Required work -
Repeat every record below exactly as written.

Data provided -
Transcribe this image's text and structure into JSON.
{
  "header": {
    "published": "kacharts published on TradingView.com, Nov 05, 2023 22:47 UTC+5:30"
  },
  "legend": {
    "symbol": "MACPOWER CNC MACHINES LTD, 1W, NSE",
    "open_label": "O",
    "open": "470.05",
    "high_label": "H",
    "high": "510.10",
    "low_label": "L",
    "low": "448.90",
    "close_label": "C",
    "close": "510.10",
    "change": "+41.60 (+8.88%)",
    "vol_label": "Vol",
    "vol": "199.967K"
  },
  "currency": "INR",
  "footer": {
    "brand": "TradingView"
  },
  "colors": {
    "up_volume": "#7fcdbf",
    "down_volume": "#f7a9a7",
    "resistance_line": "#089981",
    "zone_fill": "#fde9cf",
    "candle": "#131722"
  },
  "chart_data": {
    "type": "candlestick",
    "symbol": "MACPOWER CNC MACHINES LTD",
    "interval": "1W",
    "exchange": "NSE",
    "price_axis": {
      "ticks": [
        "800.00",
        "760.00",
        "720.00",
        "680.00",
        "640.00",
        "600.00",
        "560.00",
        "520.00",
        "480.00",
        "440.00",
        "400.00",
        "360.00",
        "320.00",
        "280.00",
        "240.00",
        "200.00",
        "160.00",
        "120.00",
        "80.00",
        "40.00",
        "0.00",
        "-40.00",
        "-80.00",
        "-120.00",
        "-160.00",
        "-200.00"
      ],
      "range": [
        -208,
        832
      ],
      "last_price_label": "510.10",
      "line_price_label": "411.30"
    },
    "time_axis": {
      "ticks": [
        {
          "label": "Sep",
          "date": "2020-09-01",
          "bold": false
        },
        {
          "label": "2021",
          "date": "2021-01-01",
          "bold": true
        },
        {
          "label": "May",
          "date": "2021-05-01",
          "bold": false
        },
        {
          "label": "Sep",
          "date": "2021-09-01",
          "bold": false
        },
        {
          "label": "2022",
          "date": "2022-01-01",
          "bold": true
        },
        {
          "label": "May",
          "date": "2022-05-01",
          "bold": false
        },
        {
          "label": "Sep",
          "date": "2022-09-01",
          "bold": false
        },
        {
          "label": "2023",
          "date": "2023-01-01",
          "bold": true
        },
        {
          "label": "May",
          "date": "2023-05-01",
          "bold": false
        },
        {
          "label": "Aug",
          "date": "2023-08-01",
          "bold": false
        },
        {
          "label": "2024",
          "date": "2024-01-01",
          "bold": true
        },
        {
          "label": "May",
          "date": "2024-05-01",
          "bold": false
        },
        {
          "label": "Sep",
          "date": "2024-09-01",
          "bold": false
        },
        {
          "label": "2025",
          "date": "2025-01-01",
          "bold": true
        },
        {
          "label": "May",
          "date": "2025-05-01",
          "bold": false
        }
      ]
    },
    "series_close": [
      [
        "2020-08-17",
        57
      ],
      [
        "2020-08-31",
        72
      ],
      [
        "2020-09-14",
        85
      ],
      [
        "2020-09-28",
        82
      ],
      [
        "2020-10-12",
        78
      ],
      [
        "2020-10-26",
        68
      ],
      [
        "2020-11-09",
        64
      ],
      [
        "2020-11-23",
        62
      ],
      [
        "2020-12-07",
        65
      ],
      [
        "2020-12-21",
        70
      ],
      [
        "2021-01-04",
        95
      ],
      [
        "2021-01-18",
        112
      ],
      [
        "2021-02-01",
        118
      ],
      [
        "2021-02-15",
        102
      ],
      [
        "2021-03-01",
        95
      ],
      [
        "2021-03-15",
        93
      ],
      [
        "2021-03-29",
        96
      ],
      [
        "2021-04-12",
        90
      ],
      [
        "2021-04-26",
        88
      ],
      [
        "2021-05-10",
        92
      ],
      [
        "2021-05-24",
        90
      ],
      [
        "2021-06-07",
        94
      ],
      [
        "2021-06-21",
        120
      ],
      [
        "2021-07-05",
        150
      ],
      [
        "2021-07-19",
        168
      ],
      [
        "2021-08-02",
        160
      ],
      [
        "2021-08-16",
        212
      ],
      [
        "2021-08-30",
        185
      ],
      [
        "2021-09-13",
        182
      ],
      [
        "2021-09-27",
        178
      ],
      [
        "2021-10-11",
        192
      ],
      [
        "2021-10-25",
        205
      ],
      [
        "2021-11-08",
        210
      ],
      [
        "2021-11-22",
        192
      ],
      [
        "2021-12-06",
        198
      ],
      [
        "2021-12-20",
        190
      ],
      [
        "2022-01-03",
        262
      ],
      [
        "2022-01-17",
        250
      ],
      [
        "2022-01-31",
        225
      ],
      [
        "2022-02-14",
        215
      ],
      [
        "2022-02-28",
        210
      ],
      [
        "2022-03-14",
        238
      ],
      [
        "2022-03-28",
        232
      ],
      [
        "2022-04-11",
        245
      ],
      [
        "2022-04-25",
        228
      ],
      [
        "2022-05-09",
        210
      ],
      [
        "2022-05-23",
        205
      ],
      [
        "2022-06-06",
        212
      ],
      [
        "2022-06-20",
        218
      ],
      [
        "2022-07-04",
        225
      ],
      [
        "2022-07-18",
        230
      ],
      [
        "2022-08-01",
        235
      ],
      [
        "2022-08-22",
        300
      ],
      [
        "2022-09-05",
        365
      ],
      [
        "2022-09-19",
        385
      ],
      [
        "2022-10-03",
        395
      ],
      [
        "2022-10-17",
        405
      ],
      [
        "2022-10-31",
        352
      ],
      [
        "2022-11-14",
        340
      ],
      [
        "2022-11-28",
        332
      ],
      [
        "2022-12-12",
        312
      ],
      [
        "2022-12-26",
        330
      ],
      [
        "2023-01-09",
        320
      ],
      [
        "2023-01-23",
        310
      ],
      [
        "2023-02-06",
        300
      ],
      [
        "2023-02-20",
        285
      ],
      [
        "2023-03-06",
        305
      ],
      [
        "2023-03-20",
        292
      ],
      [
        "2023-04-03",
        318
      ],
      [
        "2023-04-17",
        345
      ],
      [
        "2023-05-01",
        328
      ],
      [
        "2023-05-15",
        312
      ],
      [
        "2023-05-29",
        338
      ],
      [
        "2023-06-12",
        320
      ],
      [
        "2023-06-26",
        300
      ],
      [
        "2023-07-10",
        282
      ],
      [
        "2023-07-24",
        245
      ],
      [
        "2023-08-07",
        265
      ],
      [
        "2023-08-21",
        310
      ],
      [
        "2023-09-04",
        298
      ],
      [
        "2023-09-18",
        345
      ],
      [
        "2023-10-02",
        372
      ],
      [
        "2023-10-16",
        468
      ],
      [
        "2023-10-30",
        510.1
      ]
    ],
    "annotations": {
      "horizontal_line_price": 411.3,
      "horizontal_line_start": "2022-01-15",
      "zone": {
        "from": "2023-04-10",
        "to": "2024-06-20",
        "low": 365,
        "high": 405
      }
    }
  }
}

Exercise answer -
Transcribe this image's text and structure into JSON.
{
  "header": {
    "published": "kacharts published on TradingView.com, Nov 05, 2023 22:47 UTC+5:30"
  },
  "legend": {
    "symbol": "MACPOWER CNC MACHINES LTD, 1W, NSE",
    "open_label": "O",
    "open": "470.05",
    "high_label": "H",
    "high": "510.10",
    "low_label": "L",
    "low": "448.90",
    "close_label": "C",
    "close": "510.10",
    "change": "+41.60 (+8.88%)",
    "vol_label": "Vol",
    "vol": "199.967K"
  },
  "currency": "INR",
  "footer": {
    "brand": "TradingView"
  },
  "colors": {
    "up_volume": "#7fcdbf",
    "down_volume": "#f7a9a7",
    "resistance_line": "#089981",
    "zone_fill": "#fde9cf",
    "candle": "#131722"
  },
  "chart_data": {
    "type": "candlestick",
    "symbol": "MACPOWER CNC MACHINES LTD",
    "interval": "1W",
    "exchange": "NSE",
    "price_axis": {
      "ticks": [
        "800.00",
        "760.00",
        "720.00",
        "680.00",
        "640.00",
        "600.00",
        "560.00",
        "520.00",
        "480.00",
        "440.00",
        "400.00",
        "360.00",
        "320.00",
        "280.00",
        "240.00",
        "200.00",
        "160.00",
        "120.00",
        "80.00",
        "40.00",
        "0.00",
        "-40.00",
        "-80.00",
        "-120.00",
        "-160.00",
        "-200.00"
      ],
      "range": [
        -208,
        832
      ],
      "last_price_label": "510.10",
      "line_price_label": "411.30"
    },
    "time_axis": {
      "ticks": [
        {
          "label": "Sep",
          "date": "2020-09-01",
          "bold": false
        },
        {
          "label": "2021",
          "date": "2021-01-01",
          "bold": true
        },
        {
          "label": "May",
          "date": "2021-05-01",
          "bold": false
        },
        {
          "label": "Sep",
          "date": "2021-09-01",
          "bold": false
        },
        {
          "label": "2022",
          "date": "2022-01-01",
          "bold": true
        },
        {
          "label": "May",
          "date": "2022-05-01",
          "bold": false
        },
        {
          "label": "Sep",
          "date": "2022-09-01",
          "bold": false
        },
        {
          "label": "2023",
          "date": "2023-01-01",
          "bold": true
        },
        {
          "label": "May",
          "date": "2023-05-01",
          "bold": false
        },
        {
          "label": "Aug",
          "date": "2023-08-01",
          "bold": false
        },
        {
          "label": "2024",
          "date": "2024-01-01",
          "bold": true
        },
        {
          "label": "May",
          "date": "2024-05-01",
          "bold": false
        },
        {
          "label": "Sep",
          "date": "2024-09-01",
          "bold": false
        },
        {
          "label": "2025",
          "date": "2025-01-01",
          "bold": true
        },
        {
          "label": "May",
          "date": "2025-05-01",
          "bold": false
        }
      ]
    },
    "series_close": [
      [
        "2020-08-17",
        57
      ],
      [
        "2020-08-31",
        72
      ],
      [
        "2020-09-14",
        85
      ],
      [
        "2020-09-28",
        82
      ],
      [
        "2020-10-12",
        78
      ],
      [
        "2020-10-26",
        68
      ],
      [
        "2020-11-09",
        64
      ],
      [
        "2020-11-23",
        62
      ],
      [
        "2020-12-07",
        65
      ],
      [
        "2020-12-21",
        70
      ],
      [
        "2021-01-04",
        95
      ],
      [
        "2021-01-18",
        112
      ],
      [
        "2021-02-01",
        118
      ],
      [
        "2021-02-15",
        102
      ],
      [
        "2021-03-01",
        95
      ],
      [
        "2021-03-15",
        93
      ],
      [
        "2021-03-29",
        96
      ],
      [
        "2021-04-12",
        90
      ],
      [
        "2021-04-26",
        88
      ],
      [
        "2021-05-10",
        92
      ],
      [
        "2021-05-24",
        90
      ],
      [
        "2021-06-07",
        94
      ],
      [
        "2021-06-21",
        120
      ],
      [
        "2021-07-05",
        150
      ],
      [
        "2021-07-19",
        168
      ],
      [
        "2021-08-02",
        160
      ],
      [
        "2021-08-16",
        212
      ],
      [
        "2021-08-30",
        185
      ],
      [
        "2021-09-13",
        182
      ],
      [
        "2021-09-27",
        178
      ],
      [
        "2021-10-11",
        192
      ],
      [
        "2021-10-25",
        205
      ],
      [
        "2021-11-08",
        210
      ],
      [
        "2021-11-22",
        192
      ],
      [
        "2021-12-06",
        198
      ],
      [
        "2021-12-20",
        190
      ],
      [
        "2022-01-03",
        262
      ],
      [
        "2022-01-17",
        250
      ],
      [
        "2022-01-31",
        225
      ],
      [
        "2022-02-14",
        215
      ],
      [
        "2022-02-28",
        210
      ],
      [
        "2022-03-14",
        238
      ],
      [
        "2022-03-28",
        232
      ],
      [
        "2022-04-11",
        245
      ],
      [
        "2022-04-25",
        228
      ],
      [
        "2022-05-09",
        210
      ],
      [
        "2022-05-23",
        205
      ],
      [
        "2022-06-06",
        212
      ],
      [
        "2022-06-20",
        218
      ],
      [
        "2022-07-04",
        225
      ],
      [
        "2022-07-18",
        230
      ],
      [
        "2022-08-01",
        235
      ],
      [
        "2022-08-22",
        300
      ],
      [
        "2022-09-05",
        365
      ],
      [
        "2022-09-19",
        385
      ],
      [
        "2022-10-03",
        395
      ],
      [
        "2022-10-17",
        405
      ],
      [
        "2022-10-31",
        352
      ],
      [
        "2022-11-14",
        340
      ],
      [
        "2022-11-28",
        332
      ],
      [
        "2022-12-12",
        312
      ],
      [
        "2022-12-26",
        330
      ],
      [
        "2023-01-09",
        320
      ],
      [
        "2023-01-23",
        310
      ],
      [
        "2023-02-06",
        300
      ],
      [
        "2023-02-20",
        285
      ],
      [
        "2023-03-06",
        305
      ],
      [
        "2023-03-20",
        292
      ],
      [
        "2023-04-03",
        318
      ],
      [
        "2023-04-17",
        345
      ],
      [
        "2023-05-01",
        328
      ],
      [
        "2023-05-15",
        312
      ],
      [
        "2023-05-29",
        338
      ],
      [
        "2023-06-12",
        320
      ],
      [
        "2023-06-26",
        300
      ],
      [
        "2023-07-10",
        282
      ],
      [
        "2023-07-24",
        245
      ],
      [
        "2023-08-07",
        265
      ],
      [
        "2023-08-21",
        310
      ],
      [
        "2023-09-04",
        298
      ],
      [
        "2023-09-18",
        345
      ],
      [
        "2023-10-02",
        372
      ],
      [
        "2023-10-16",
        468
      ],
      [
        "2023-10-30",
        510.1
      ]
    ],
    "annotations": {
      "horizontal_line_price": 411.3,
      "horizontal_line_start": "2022-01-15",
      "zone": {
        "from": "2023-04-10",
        "to": "2024-06-20",
        "low": 365,
        "high": 405
      }
    }
  }
}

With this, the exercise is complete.